[Recorded data]

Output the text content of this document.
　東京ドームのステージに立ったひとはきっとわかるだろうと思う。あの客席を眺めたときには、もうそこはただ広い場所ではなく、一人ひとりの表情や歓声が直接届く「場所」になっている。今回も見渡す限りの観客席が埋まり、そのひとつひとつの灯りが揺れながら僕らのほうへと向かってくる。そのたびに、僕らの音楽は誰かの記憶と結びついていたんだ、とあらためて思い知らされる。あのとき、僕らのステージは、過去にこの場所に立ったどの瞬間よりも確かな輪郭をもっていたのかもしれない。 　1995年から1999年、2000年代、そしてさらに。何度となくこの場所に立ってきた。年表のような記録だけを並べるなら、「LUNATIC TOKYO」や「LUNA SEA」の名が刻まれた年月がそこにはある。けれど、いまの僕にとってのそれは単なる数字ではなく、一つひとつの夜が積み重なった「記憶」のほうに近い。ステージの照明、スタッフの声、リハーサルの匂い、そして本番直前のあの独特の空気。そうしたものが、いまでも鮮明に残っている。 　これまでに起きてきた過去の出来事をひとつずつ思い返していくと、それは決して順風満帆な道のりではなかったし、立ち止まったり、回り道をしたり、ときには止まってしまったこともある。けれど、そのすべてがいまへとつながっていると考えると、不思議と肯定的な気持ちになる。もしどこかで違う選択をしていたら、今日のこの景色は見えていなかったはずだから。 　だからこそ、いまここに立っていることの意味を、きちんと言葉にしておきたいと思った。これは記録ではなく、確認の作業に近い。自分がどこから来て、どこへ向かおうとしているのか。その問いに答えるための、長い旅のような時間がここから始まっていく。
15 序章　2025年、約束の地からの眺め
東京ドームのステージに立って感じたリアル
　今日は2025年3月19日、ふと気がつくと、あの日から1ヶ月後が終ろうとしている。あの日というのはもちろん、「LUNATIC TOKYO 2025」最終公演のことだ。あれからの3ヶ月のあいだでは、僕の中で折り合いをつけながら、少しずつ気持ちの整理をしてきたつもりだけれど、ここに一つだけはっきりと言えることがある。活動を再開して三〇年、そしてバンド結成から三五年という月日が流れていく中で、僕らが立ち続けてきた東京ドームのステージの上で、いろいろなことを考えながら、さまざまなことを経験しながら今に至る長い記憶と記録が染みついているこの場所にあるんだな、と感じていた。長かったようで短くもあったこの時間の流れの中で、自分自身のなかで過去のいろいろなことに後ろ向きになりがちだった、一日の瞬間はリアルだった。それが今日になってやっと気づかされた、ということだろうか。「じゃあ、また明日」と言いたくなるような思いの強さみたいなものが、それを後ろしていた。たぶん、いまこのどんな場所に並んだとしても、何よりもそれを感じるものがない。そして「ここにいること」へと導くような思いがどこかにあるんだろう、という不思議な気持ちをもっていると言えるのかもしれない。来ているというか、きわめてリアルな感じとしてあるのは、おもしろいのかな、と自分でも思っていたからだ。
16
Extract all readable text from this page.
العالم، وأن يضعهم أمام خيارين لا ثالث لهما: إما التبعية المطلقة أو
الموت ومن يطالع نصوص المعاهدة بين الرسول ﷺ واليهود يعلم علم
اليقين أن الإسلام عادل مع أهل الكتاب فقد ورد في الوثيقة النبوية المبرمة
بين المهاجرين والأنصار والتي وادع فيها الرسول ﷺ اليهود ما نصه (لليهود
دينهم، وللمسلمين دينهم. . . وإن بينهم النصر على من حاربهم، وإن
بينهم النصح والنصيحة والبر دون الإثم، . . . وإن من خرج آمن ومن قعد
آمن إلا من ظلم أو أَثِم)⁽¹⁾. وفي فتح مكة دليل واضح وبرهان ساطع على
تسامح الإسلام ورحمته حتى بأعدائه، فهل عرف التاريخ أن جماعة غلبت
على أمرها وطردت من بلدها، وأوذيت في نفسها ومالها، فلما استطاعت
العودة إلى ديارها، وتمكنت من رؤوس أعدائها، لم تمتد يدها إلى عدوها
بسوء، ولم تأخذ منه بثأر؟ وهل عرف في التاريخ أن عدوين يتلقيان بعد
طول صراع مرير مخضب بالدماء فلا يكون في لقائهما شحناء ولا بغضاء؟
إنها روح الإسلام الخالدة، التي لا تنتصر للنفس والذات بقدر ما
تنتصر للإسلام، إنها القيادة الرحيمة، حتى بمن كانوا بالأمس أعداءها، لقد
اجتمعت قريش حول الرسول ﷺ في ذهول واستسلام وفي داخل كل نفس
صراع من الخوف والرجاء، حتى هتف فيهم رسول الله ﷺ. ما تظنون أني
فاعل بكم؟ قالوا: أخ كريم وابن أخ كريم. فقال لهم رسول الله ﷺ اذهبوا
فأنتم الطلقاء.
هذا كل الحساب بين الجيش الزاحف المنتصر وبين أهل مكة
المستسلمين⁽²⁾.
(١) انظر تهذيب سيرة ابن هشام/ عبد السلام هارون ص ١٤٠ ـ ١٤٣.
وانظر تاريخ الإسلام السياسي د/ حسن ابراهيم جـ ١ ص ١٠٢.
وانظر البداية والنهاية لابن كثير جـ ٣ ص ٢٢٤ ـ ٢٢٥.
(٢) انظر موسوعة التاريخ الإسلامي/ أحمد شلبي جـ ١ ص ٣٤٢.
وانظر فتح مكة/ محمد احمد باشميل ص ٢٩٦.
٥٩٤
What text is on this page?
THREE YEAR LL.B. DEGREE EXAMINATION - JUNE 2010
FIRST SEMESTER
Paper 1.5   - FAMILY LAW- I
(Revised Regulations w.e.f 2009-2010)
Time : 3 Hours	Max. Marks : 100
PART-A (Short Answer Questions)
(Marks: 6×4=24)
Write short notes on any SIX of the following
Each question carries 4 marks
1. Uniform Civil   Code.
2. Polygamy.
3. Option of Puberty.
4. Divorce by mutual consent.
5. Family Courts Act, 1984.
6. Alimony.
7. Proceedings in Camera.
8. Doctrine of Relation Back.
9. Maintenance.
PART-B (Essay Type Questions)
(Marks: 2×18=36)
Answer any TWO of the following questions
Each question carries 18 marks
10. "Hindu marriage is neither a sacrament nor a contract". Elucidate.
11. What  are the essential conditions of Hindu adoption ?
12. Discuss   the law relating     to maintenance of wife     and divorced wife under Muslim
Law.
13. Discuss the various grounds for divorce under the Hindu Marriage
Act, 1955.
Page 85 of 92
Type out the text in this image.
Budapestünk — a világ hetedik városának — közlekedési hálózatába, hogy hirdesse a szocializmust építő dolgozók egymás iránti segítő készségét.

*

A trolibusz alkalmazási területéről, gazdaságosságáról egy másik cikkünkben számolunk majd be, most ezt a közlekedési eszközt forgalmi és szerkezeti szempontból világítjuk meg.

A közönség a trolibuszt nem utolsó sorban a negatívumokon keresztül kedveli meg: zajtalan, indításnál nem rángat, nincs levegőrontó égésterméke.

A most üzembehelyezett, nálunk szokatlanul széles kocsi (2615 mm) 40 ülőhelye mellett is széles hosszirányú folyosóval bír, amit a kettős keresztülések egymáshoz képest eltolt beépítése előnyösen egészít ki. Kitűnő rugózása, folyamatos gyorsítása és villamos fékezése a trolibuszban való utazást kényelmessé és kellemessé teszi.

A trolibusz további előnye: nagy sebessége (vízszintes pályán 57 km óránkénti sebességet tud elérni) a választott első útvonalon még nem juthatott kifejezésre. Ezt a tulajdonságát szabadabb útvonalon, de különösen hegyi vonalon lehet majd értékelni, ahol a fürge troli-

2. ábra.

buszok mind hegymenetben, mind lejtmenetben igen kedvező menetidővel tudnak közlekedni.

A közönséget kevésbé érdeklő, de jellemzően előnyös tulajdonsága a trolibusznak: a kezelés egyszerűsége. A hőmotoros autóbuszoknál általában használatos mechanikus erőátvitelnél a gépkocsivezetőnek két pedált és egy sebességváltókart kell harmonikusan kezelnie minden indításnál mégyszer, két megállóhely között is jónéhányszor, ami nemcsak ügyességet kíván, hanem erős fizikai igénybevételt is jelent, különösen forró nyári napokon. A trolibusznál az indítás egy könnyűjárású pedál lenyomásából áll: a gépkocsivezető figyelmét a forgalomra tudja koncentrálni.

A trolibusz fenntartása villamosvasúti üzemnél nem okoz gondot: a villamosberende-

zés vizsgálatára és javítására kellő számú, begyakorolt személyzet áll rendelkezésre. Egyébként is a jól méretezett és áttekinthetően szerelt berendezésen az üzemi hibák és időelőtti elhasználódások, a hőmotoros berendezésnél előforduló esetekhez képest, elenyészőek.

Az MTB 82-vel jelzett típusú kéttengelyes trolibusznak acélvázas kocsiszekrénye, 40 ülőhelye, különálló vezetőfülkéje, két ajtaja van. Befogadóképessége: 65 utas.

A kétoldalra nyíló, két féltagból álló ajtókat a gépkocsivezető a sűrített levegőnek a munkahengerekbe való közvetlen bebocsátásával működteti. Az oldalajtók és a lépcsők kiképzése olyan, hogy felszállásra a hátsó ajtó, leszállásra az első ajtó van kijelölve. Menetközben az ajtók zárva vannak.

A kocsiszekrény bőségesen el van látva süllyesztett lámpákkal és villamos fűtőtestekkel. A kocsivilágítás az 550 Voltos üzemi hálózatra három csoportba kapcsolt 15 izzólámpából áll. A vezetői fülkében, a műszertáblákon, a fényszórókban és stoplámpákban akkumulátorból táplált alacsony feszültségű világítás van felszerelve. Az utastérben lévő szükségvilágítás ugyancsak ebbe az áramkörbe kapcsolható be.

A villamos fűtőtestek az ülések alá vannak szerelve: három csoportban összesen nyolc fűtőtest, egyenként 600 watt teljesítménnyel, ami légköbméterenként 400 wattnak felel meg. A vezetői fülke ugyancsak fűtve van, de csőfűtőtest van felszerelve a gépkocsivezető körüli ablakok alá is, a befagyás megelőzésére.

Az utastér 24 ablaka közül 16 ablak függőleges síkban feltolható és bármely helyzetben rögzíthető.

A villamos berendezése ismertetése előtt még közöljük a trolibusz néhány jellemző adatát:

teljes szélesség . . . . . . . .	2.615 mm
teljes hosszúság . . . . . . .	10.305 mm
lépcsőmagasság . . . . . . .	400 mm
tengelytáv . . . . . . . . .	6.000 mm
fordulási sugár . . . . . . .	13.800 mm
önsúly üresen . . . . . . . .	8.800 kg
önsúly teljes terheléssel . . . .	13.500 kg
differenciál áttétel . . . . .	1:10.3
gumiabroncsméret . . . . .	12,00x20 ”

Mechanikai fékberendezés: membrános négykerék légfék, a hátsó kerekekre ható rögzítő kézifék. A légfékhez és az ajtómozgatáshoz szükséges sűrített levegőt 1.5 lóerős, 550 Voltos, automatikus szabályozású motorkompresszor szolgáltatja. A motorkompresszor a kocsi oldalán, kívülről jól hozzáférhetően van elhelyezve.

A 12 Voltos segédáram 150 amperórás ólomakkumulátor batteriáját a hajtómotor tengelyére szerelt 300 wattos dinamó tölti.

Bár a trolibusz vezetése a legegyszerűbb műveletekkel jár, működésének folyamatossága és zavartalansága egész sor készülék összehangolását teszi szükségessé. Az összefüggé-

▸ **Stated goal**
Using the listing above, show each line holding the string "following".

▸ **Problem solution**
Write short notes on any SIX of the following
Answer any TWO of the following questions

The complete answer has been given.